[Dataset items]
===============

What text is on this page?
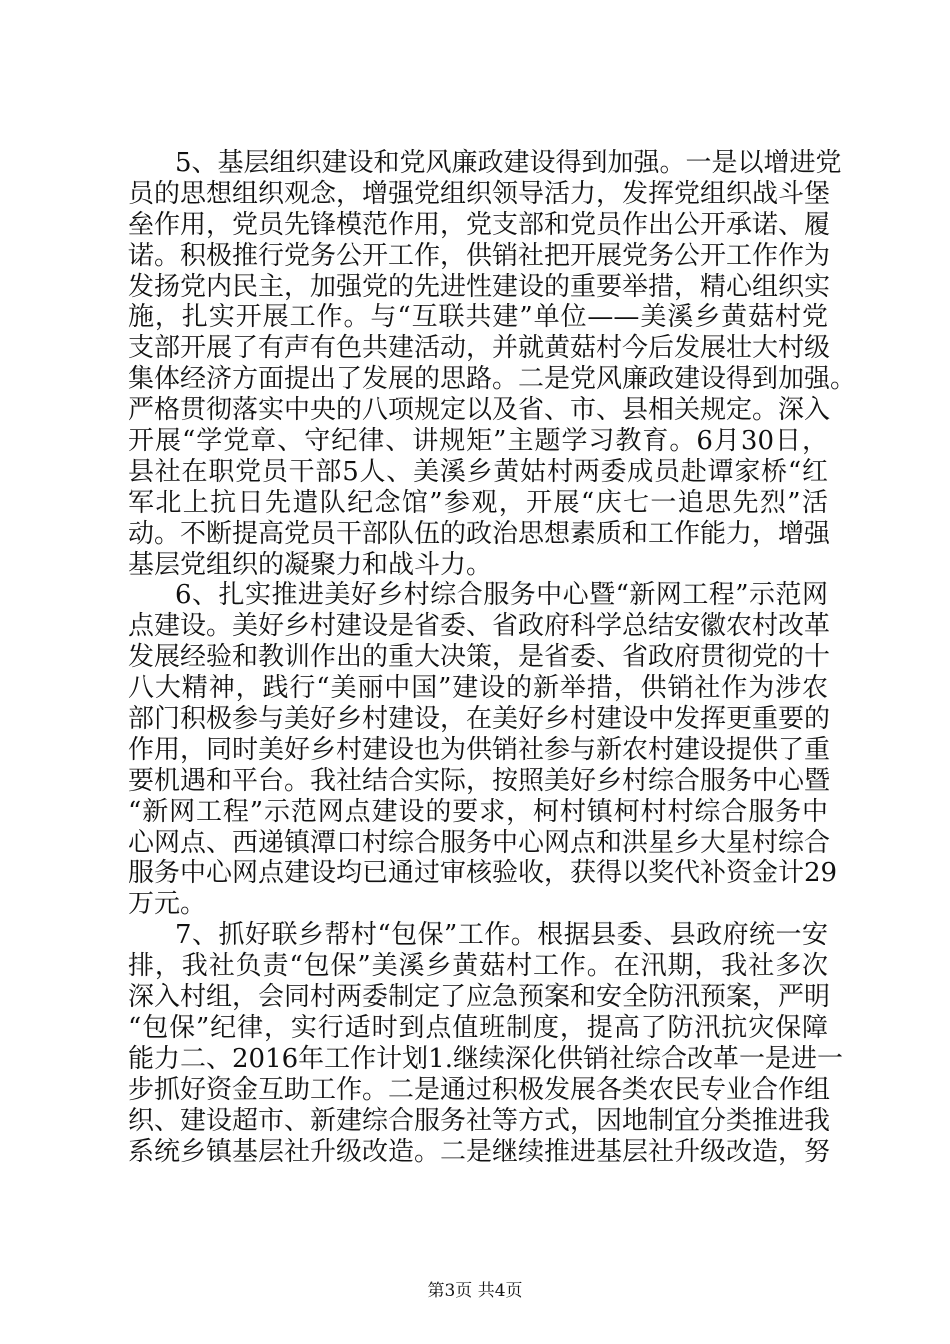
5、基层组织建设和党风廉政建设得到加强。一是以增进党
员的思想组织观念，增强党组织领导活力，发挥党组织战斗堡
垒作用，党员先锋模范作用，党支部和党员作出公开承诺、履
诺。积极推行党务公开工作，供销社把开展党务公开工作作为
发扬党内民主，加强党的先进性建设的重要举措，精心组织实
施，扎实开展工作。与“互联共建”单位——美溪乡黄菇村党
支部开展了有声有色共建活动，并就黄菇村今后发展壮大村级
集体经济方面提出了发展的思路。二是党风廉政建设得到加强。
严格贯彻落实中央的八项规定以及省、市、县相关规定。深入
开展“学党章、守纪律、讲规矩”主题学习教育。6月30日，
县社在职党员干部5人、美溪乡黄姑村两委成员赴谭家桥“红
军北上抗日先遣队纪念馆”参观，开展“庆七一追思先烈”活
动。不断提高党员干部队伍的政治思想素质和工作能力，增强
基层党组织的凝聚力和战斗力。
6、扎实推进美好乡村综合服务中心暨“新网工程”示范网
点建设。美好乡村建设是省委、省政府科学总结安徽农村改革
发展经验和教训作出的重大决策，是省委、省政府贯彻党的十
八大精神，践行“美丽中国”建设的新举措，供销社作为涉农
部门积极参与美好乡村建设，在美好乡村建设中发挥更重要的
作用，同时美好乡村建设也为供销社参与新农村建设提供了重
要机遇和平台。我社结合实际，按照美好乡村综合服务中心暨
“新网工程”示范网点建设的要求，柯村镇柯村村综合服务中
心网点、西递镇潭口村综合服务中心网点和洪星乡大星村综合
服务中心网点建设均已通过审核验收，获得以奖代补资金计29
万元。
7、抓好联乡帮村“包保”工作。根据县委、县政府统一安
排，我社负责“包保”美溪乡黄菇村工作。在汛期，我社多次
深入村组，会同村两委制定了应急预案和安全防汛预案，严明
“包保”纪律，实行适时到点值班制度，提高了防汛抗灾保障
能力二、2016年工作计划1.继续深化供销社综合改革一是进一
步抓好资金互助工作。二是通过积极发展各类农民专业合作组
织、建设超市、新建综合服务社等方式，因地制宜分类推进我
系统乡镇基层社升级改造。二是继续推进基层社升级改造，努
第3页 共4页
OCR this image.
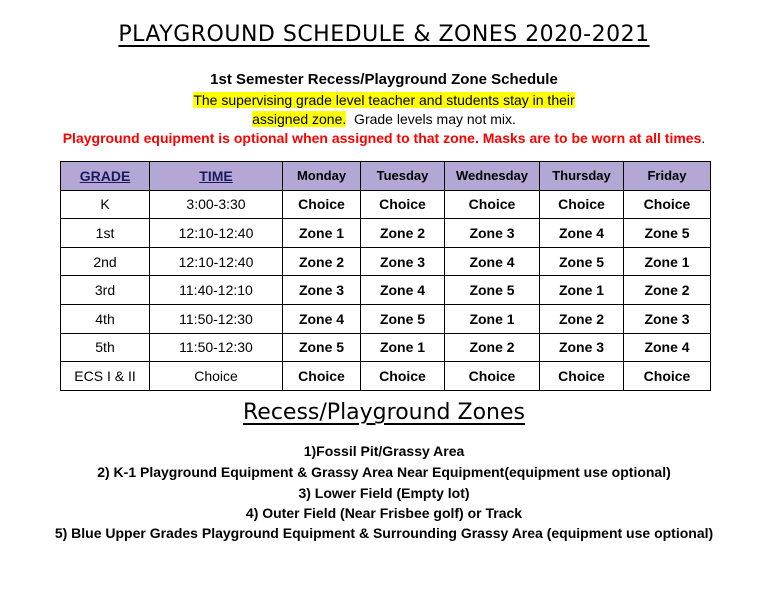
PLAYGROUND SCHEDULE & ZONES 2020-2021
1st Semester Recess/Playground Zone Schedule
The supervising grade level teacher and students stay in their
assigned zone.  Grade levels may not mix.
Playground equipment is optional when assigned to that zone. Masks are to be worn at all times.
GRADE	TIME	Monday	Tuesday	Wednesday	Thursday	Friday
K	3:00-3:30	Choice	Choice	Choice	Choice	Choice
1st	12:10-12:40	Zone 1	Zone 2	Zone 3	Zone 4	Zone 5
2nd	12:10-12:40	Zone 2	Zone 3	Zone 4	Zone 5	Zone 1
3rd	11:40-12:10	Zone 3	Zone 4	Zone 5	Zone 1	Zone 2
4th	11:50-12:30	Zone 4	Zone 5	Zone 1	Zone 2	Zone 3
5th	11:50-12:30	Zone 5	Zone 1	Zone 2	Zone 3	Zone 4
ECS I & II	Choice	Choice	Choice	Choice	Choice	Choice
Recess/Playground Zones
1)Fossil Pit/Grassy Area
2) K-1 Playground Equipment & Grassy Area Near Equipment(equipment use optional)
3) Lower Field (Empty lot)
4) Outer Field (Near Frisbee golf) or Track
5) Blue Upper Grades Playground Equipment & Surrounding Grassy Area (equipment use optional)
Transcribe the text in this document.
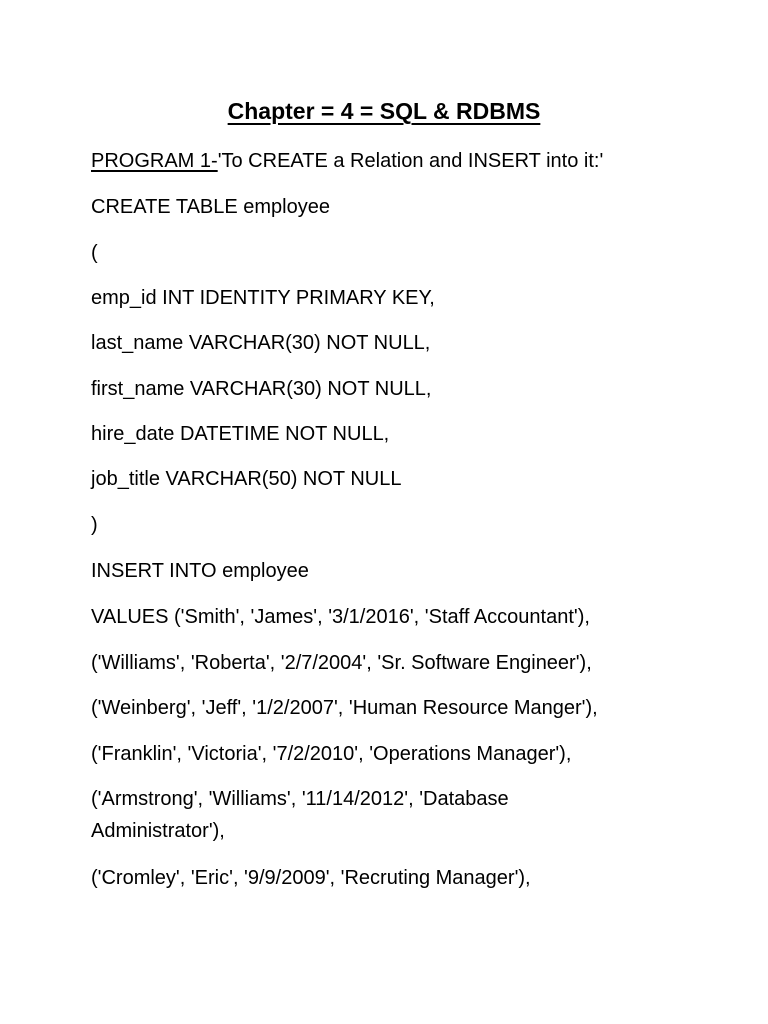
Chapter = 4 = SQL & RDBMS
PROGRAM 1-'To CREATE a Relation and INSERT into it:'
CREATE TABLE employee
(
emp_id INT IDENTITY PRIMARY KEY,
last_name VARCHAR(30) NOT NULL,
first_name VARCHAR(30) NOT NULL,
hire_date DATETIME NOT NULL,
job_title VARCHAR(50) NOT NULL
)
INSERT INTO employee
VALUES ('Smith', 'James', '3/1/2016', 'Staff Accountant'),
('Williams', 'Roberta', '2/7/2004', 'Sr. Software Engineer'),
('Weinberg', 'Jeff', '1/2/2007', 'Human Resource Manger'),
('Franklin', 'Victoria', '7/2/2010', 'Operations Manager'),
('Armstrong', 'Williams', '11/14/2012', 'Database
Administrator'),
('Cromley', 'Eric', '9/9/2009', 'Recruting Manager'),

===============

**DIRECTIVE**
Extract the full listing exactly, with the pictures left out.

**TASK OUTPUT**
What text is on this page?
5、基层组织建设和党风廉政建设得到加强。一是以增进党
员的思想组织观念，增强党组织领导活力，发挥党组织战斗堡
垒作用，党员先锋模范作用，党支部和党员作出公开承诺、履
诺。积极推行党务公开工作，供销社把开展党务公开工作作为
发扬党内民主，加强党的先进性建设的重要举措，精心组织实
施，扎实开展工作。与“互联共建”单位——美溪乡黄菇村党
支部开展了有声有色共建活动，并就黄菇村今后发展壮大村级
集体经济方面提出了发展的思路。二是党风廉政建设得到加强。
严格贯彻落实中央的八项规定以及省、市、县相关规定。深入
开展“学党章、守纪律、讲规矩”主题学习教育。6月30日，
县社在职党员干部5人、美溪乡黄姑村两委成员赴谭家桥“红
军北上抗日先遣队纪念馆”参观，开展“庆七一追思先烈”活
动。不断提高党员干部队伍的政治思想素质和工作能力，增强
基层党组织的凝聚力和战斗力。
6、扎实推进美好乡村综合服务中心暨“新网工程”示范网
点建设。美好乡村建设是省委、省政府科学总结安徽农村改革
发展经验和教训作出的重大决策，是省委、省政府贯彻党的十
八大精神，践行“美丽中国”建设的新举措，供销社作为涉农
部门积极参与美好乡村建设，在美好乡村建设中发挥更重要的
作用，同时美好乡村建设也为供销社参与新农村建设提供了重
要机遇和平台。我社结合实际，按照美好乡村综合服务中心暨
“新网工程”示范网点建设的要求，柯村镇柯村村综合服务中
心网点、西递镇潭口村综合服务中心网点和洪星乡大星村综合
服务中心网点建设均已通过审核验收，获得以奖代补资金计29
万元。
7、抓好联乡帮村“包保”工作。根据县委、县政府统一安
排，我社负责“包保”美溪乡黄菇村工作。在汛期，我社多次
深入村组，会同村两委制定了应急预案和安全防汛预案，严明
“包保”纪律，实行适时到点值班制度，提高了防汛抗灾保障
能力二、2016年工作计划1.继续深化供销社综合改革一是进一
步抓好资金互助工作。二是通过积极发展各类农民专业合作组
织、建设超市、新建综合服务社等方式，因地制宜分类推进我
系统乡镇基层社升级改造。二是继续推进基层社升级改造，努
第3页 共4页
OCR this image.
PLAYGROUND SCHEDULE & ZONES 2020-2021
1st Semester Recess/Playground Zone Schedule
The supervising grade level teacher and students stay in their
assigned zone.  Grade levels may not mix.
Playground equipment is optional when assigned to that zone. Masks are to be worn at all times.
GRADE	TIME	Monday	Tuesday	Wednesday	Thursday	Friday
K	3:00-3:30	Choice	Choice	Choice	Choice	Choice
1st	12:10-12:40	Zone 1	Zone 2	Zone 3	Zone 4	Zone 5
2nd	12:10-12:40	Zone 2	Zone 3	Zone 4	Zone 5	Zone 1
3rd	11:40-12:10	Zone 3	Zone 4	Zone 5	Zone 1	Zone 2
4th	11:50-12:30	Zone 4	Zone 5	Zone 1	Zone 2	Zone 3
5th	11:50-12:30	Zone 5	Zone 1	Zone 2	Zone 3	Zone 4
ECS I & II	Choice	Choice	Choice	Choice	Choice	Choice
Recess/Playground Zones
1)Fossil Pit/Grassy Area
2) K-1 Playground Equipment & Grassy Area Near Equipment(equipment use optional)
3) Lower Field (Empty lot)
4) Outer Field (Near Frisbee golf) or Track
5) Blue Upper Grades Playground Equipment & Surrounding Grassy Area (equipment use optional)
Transcribe the text in this document.
Chapter = 4 = SQL & RDBMS
PROGRAM 1-'To CREATE a Relation and INSERT into it:'
CREATE TABLE employee
(
emp_id INT IDENTITY PRIMARY KEY,
last_name VARCHAR(30) NOT NULL,
first_name VARCHAR(30) NOT NULL,
hire_date DATETIME NOT NULL,
job_title VARCHAR(50) NOT NULL
)
INSERT INTO employee
VALUES ('Smith', 'James', '3/1/2016', 'Staff Accountant'),
('Williams', 'Roberta', '2/7/2004', 'Sr. Software Engineer'),
('Weinberg', 'Jeff', '1/2/2007', 'Human Resource Manger'),
('Franklin', 'Victoria', '7/2/2010', 'Operations Manager'),
('Armstrong', 'Williams', '11/14/2012', 'Database
Administrator'),
('Cromley', 'Eric', '9/9/2009', 'Recruting Manager'),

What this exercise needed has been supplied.